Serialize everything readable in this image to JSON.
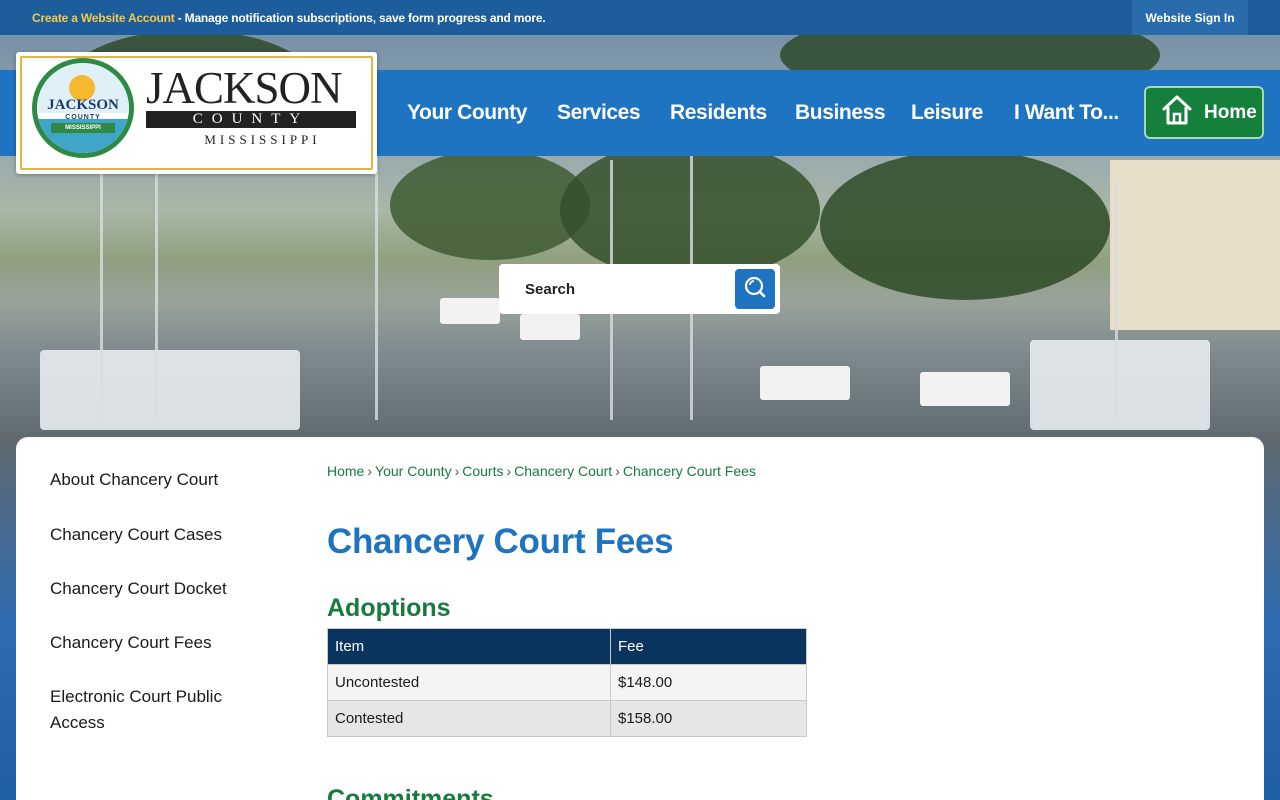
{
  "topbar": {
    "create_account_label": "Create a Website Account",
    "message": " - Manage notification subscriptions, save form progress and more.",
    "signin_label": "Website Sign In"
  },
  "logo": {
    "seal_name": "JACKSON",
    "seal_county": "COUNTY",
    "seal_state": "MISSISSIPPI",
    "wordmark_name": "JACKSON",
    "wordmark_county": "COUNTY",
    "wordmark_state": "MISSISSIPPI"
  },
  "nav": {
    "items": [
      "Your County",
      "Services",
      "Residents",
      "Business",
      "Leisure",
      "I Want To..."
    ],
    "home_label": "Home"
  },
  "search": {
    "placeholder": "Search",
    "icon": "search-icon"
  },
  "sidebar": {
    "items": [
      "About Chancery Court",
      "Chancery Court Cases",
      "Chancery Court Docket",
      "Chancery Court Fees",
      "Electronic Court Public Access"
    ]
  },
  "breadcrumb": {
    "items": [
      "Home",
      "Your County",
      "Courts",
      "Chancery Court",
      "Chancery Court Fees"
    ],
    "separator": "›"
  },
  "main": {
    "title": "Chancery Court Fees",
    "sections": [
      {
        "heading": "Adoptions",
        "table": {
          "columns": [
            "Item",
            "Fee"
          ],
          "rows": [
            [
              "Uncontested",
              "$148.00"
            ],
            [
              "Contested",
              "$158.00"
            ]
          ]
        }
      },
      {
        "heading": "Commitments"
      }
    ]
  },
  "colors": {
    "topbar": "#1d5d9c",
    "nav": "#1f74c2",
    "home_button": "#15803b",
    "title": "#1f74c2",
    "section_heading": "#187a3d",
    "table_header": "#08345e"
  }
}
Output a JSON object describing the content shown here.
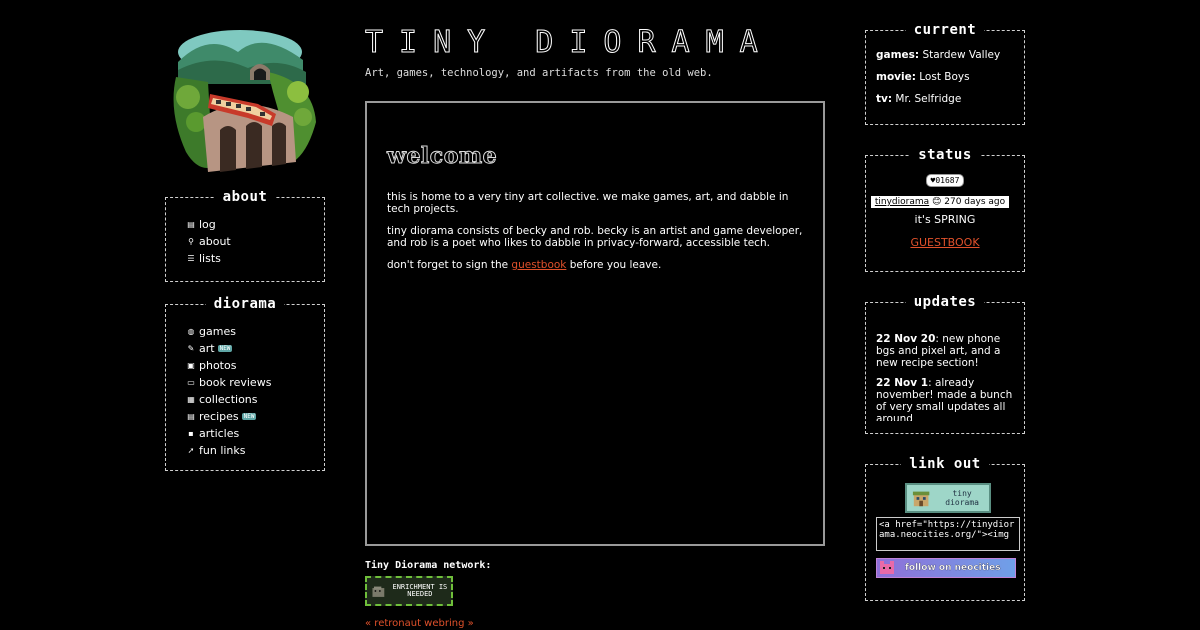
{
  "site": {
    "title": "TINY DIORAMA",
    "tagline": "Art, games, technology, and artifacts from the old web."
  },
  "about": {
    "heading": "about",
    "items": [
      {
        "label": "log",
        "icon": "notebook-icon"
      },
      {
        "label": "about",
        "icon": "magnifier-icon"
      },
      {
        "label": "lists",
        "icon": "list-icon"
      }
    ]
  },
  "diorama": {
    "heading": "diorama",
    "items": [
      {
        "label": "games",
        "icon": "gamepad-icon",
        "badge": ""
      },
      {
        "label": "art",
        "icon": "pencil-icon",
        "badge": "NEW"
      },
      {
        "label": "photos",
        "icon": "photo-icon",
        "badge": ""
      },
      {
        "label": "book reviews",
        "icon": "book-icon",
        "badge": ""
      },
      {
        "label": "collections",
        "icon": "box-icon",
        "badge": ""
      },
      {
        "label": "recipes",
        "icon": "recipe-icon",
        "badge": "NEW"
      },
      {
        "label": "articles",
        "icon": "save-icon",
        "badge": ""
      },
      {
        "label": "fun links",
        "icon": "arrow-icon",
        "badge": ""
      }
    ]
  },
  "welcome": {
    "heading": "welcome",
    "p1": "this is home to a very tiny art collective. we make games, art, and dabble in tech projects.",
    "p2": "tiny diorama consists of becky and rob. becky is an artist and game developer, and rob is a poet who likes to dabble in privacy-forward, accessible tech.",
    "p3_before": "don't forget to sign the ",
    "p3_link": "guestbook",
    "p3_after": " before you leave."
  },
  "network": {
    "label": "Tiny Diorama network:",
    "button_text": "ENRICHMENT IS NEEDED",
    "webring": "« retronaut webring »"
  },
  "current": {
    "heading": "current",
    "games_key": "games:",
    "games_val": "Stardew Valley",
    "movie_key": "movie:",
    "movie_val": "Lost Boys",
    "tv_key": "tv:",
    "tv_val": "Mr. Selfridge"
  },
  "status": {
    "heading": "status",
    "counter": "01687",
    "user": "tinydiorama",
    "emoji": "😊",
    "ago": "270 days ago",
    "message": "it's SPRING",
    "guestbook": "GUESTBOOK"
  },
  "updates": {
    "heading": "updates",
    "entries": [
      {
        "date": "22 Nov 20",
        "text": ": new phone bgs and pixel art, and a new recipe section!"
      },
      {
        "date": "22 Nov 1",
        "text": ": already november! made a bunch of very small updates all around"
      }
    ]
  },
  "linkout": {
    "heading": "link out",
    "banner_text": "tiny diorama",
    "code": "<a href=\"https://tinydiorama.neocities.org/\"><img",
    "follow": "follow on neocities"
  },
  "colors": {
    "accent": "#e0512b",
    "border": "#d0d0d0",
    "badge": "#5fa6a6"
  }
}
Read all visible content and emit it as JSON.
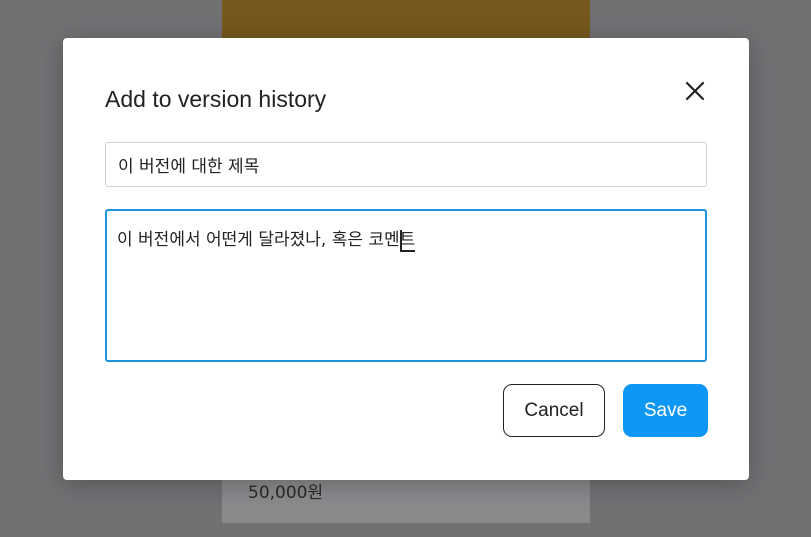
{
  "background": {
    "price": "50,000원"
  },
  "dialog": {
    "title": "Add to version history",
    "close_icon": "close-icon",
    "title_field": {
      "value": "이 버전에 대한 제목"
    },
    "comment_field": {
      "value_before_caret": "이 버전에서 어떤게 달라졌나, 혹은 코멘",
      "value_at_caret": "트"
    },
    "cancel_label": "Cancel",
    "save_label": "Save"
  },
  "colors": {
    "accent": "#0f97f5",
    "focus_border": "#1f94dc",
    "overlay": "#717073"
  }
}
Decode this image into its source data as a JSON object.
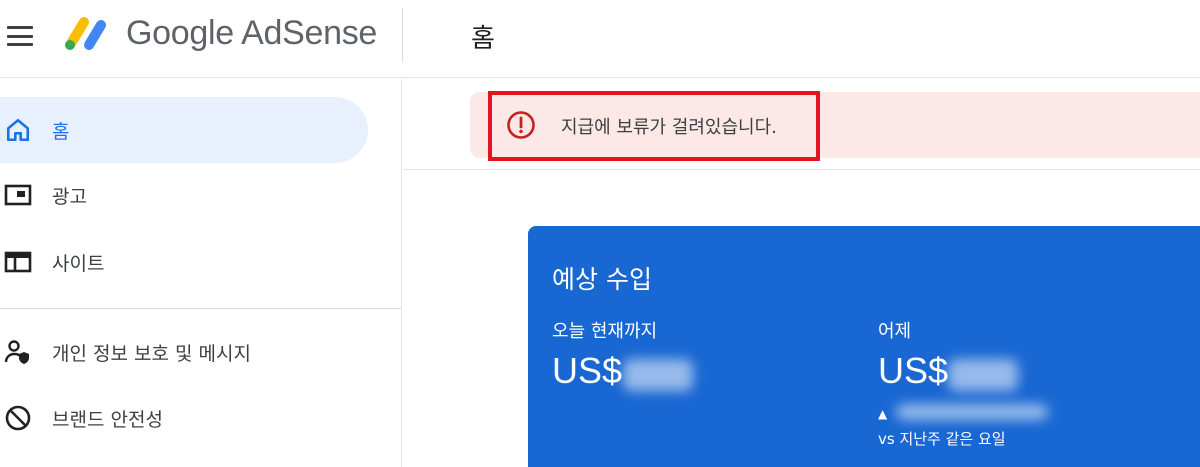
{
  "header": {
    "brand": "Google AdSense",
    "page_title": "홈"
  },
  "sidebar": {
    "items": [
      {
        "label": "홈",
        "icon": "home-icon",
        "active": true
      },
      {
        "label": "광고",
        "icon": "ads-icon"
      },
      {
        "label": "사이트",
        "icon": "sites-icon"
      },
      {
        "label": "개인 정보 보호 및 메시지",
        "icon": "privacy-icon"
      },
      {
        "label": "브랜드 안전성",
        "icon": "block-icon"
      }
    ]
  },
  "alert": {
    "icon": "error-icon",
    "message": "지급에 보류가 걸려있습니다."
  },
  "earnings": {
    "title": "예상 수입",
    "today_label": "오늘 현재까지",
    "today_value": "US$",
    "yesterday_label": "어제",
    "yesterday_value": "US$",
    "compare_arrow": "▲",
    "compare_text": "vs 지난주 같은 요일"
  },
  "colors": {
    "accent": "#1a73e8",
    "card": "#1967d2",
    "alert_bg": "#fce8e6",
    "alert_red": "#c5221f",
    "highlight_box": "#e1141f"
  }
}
□ □ □
> **WRITTEN REQUEST**
Gather from the records above every line containing the string "updates".

> **THE SOLUTION**
  "updates": {
    "heading": "updates",
        "text": ": already november! made a bunch of very small updates all around"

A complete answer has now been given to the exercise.